### Objective
Report every line in the listing below where the string "subtitle" shows up.

-------- Task material --------

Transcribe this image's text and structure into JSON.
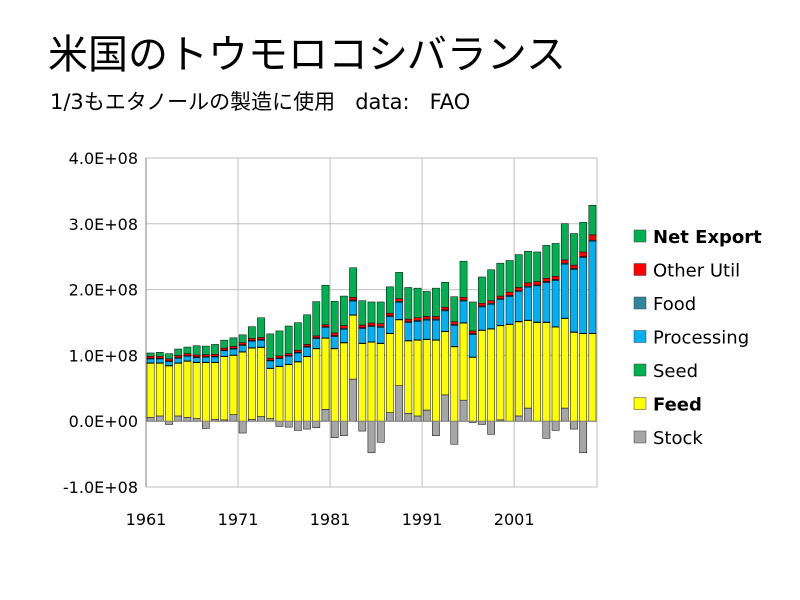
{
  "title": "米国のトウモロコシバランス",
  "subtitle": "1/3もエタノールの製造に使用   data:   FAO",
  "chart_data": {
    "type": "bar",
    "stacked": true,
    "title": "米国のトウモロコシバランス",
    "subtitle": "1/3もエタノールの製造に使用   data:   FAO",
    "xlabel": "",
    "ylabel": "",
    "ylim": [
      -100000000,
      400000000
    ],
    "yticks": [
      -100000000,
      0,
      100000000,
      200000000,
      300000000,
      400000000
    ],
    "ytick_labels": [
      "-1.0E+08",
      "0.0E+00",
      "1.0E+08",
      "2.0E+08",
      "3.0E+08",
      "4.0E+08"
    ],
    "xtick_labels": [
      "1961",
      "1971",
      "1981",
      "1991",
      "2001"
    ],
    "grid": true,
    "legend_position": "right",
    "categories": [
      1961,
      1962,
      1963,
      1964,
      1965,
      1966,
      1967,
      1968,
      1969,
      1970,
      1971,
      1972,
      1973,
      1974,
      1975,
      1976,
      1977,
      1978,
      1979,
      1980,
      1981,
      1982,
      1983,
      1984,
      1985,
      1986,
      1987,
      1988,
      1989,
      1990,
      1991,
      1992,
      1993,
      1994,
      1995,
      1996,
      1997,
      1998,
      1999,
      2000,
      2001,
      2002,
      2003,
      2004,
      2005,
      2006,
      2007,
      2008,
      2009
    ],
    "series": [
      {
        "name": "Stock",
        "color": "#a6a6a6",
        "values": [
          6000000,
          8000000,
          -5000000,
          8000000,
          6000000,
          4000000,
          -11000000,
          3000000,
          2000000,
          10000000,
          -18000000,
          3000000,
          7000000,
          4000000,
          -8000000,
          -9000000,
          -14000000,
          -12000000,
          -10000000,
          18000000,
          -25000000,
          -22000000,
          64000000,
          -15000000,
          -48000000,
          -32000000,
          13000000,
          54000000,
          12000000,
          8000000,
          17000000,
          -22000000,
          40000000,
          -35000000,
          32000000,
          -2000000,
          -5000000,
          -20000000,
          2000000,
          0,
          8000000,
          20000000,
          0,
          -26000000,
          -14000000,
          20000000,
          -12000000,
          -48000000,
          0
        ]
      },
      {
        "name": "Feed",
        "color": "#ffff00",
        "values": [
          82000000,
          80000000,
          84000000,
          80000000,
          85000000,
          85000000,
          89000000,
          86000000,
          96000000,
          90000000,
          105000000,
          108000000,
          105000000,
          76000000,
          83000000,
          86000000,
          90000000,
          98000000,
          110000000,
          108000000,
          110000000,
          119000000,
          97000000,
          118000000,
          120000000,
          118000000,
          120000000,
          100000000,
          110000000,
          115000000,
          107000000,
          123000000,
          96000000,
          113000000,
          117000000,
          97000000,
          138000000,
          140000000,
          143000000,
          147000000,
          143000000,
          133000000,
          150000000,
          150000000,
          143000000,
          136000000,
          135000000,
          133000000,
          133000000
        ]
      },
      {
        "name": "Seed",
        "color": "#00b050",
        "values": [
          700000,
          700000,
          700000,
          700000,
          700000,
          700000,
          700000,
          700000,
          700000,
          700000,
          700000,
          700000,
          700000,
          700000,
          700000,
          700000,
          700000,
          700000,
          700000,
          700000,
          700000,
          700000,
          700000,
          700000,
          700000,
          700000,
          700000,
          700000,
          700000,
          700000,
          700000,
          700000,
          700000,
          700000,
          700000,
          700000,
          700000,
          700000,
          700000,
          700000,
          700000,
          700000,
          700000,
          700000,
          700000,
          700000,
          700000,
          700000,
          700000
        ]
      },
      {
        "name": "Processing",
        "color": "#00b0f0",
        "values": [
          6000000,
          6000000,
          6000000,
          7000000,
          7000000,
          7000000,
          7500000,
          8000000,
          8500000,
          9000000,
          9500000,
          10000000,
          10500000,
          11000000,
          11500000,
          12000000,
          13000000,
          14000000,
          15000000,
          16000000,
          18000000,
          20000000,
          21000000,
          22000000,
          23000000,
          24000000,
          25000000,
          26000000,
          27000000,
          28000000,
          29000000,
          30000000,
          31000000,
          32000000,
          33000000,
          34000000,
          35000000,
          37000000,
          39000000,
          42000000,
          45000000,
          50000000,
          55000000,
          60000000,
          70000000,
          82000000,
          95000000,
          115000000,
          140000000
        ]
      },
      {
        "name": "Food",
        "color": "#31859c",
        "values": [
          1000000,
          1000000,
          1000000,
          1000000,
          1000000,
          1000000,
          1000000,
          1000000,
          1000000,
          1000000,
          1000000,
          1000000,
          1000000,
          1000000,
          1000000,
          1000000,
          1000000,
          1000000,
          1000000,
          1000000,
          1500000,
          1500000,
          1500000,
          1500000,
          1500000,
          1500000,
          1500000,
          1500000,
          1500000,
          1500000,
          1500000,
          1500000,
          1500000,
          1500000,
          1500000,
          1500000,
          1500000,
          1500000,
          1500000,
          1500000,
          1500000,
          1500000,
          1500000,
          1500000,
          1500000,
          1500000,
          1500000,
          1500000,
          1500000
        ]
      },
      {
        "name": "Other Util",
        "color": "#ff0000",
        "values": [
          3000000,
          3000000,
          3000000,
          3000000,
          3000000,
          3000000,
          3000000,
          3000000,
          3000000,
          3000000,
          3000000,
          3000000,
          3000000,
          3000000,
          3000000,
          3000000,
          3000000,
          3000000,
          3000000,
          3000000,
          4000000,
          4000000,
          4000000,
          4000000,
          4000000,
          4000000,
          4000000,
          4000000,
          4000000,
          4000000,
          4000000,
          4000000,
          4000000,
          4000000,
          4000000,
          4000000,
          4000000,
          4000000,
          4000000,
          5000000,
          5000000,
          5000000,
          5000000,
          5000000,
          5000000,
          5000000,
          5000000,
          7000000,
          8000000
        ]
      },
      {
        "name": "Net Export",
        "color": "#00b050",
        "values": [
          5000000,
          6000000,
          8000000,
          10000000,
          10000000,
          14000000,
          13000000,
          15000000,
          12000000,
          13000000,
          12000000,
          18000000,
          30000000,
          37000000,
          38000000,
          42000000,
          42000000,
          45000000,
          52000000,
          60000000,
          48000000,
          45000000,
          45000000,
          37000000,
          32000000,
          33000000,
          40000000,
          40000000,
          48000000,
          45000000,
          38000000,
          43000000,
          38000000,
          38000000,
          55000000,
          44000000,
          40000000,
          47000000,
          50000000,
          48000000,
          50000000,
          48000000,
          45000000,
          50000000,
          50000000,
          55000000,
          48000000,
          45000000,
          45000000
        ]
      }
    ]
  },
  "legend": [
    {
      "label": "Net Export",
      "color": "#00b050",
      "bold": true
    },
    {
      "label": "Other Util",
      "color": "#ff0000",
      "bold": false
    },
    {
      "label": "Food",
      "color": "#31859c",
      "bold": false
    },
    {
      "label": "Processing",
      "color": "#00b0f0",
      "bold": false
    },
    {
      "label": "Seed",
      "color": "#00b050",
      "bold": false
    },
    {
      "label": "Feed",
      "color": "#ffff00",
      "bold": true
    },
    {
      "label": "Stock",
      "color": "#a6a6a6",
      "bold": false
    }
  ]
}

--------

### Solution for this problem
  "subtitle": "1/3もエタノールの製造に使用   data:   FAO",
    "subtitle": "1/3もエタノールの製造に使用   data:   FAO",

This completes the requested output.